- _BRIEF_
Print the entire listing. Each line must match the original exactly.

════════════════

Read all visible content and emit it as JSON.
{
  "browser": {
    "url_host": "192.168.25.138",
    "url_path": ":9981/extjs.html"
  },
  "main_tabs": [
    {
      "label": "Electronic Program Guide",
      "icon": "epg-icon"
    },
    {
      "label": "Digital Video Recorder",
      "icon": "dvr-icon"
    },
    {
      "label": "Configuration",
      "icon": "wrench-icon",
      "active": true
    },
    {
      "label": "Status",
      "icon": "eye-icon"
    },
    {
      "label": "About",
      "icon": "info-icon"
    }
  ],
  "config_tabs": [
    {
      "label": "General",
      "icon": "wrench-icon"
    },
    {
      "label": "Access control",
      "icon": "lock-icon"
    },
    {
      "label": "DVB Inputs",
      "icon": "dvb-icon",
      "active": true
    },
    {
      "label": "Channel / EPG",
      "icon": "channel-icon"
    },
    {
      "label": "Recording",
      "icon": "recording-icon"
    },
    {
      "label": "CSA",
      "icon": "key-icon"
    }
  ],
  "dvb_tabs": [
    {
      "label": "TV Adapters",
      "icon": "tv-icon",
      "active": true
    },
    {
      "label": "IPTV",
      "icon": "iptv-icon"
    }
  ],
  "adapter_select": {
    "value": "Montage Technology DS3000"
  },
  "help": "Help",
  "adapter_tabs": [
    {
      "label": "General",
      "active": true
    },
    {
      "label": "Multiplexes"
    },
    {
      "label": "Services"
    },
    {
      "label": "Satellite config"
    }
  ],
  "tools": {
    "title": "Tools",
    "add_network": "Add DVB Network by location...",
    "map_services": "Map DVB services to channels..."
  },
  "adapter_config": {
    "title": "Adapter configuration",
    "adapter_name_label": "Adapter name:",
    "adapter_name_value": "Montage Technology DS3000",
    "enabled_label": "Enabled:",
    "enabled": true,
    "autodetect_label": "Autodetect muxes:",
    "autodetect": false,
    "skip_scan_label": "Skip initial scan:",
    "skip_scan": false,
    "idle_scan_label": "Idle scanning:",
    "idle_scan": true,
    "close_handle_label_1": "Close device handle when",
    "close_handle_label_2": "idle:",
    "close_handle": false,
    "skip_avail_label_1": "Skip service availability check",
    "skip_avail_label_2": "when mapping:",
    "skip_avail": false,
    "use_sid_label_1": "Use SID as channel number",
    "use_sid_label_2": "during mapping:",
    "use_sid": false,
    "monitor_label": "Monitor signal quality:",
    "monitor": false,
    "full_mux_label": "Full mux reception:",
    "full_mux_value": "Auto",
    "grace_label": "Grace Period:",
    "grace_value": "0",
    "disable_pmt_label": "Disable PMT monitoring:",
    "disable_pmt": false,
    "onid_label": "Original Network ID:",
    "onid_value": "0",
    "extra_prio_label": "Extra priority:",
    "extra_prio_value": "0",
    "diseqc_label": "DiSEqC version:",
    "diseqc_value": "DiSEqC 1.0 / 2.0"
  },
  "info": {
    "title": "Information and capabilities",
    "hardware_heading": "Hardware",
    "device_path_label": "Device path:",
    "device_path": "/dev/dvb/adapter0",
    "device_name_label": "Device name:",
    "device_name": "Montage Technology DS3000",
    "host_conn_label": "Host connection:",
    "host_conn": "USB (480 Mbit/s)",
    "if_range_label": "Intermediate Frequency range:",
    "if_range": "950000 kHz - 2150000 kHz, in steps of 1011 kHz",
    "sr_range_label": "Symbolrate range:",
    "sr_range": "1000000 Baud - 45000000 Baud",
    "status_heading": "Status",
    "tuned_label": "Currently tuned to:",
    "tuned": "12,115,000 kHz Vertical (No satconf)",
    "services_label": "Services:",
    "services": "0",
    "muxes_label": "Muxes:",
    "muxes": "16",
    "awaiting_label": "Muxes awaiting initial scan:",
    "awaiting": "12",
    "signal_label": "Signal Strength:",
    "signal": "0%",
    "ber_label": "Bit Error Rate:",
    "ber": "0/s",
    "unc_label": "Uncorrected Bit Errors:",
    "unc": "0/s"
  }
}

════════════════

- _ANSWER TO THIS TASK_
Read all visible content and emit it as JSON.
{
  "browser": {
    "url_host": "192.168.25.138",
    "url_path": ":9981/extjs.html"
  },
  "main_tabs": [
    {
      "label": "Electronic Program Guide",
      "icon": "epg-icon"
    },
    {
      "label": "Digital Video Recorder",
      "icon": "dvr-icon"
    },
    {
      "label": "Configuration",
      "icon": "wrench-icon",
      "active": true
    },
    {
      "label": "Status",
      "icon": "eye-icon"
    },
    {
      "label": "About",
      "icon": "info-icon"
    }
  ],
  "config_tabs": [
    {
      "label": "General",
      "icon": "wrench-icon"
    },
    {
      "label": "Access control",
      "icon": "lock-icon"
    },
    {
      "label": "DVB Inputs",
      "icon": "dvb-icon",
      "active": true
    },
    {
      "label": "Channel / EPG",
      "icon": "channel-icon"
    },
    {
      "label": "Recording",
      "icon": "recording-icon"
    },
    {
      "label": "CSA",
      "icon": "key-icon"
    }
  ],
  "dvb_tabs": [
    {
      "label": "TV Adapters",
      "icon": "tv-icon",
      "active": true
    },
    {
      "label": "IPTV",
      "icon": "iptv-icon"
    }
  ],
  "adapter_select": {
    "value": "Montage Technology DS3000"
  },
  "help": "Help",
  "adapter_tabs": [
    {
      "label": "General",
      "active": true
    },
    {
      "label": "Multiplexes"
    },
    {
      "label": "Services"
    },
    {
      "label": "Satellite config"
    }
  ],
  "tools": {
    "title": "Tools",
    "add_network": "Add DVB Network by location...",
    "map_services": "Map DVB services to channels..."
  },
  "adapter_config": {
    "title": "Adapter configuration",
    "adapter_name_label": "Adapter name:",
    "adapter_name_value": "Montage Technology DS3000",
    "enabled_label": "Enabled:",
    "enabled": true,
    "autodetect_label": "Autodetect muxes:",
    "autodetect": false,
    "skip_scan_label": "Skip initial scan:",
    "skip_scan": false,
    "idle_scan_label": "Idle scanning:",
    "idle_scan": true,
    "close_handle_label_1": "Close device handle when",
    "close_handle_label_2": "idle:",
    "close_handle": false,
    "skip_avail_label_1": "Skip service availability check",
    "skip_avail_label_2": "when mapping:",
    "skip_avail": false,
    "use_sid_label_1": "Use SID as channel number",
    "use_sid_label_2": "during mapping:",
    "use_sid": false,
    "monitor_label": "Monitor signal quality:",
    "monitor": false,
    "full_mux_label": "Full mux reception:",
    "full_mux_value": "Auto",
    "grace_label": "Grace Period:",
    "grace_value": "0",
    "disable_pmt_label": "Disable PMT monitoring:",
    "disable_pmt": false,
    "onid_label": "Original Network ID:",
    "onid_value": "0",
    "extra_prio_label": "Extra priority:",
    "extra_prio_value": "0",
    "diseqc_label": "DiSEqC version:",
    "diseqc_value": "DiSEqC 1.0 / 2.0"
  },
  "info": {
    "title": "Information and capabilities",
    "hardware_heading": "Hardware",
    "device_path_label": "Device path:",
    "device_path": "/dev/dvb/adapter0",
    "device_name_label": "Device name:",
    "device_name": "Montage Technology DS3000",
    "host_conn_label": "Host connection:",
    "host_conn": "USB (480 Mbit/s)",
    "if_range_label": "Intermediate Frequency range:",
    "if_range": "950000 kHz - 2150000 kHz, in steps of 1011 kHz",
    "sr_range_label": "Symbolrate range:",
    "sr_range": "1000000 Baud - 45000000 Baud",
    "status_heading": "Status",
    "tuned_label": "Currently tuned to:",
    "tuned": "12,115,000 kHz Vertical (No satconf)",
    "services_label": "Services:",
    "services": "0",
    "muxes_label": "Muxes:",
    "muxes": "16",
    "awaiting_label": "Muxes awaiting initial scan:",
    "awaiting": "12",
    "signal_label": "Signal Strength:",
    "signal": "0%",
    "ber_label": "Bit Error Rate:",
    "ber": "0/s",
    "unc_label": "Uncorrected Bit Errors:",
    "unc": "0/s"
  }
}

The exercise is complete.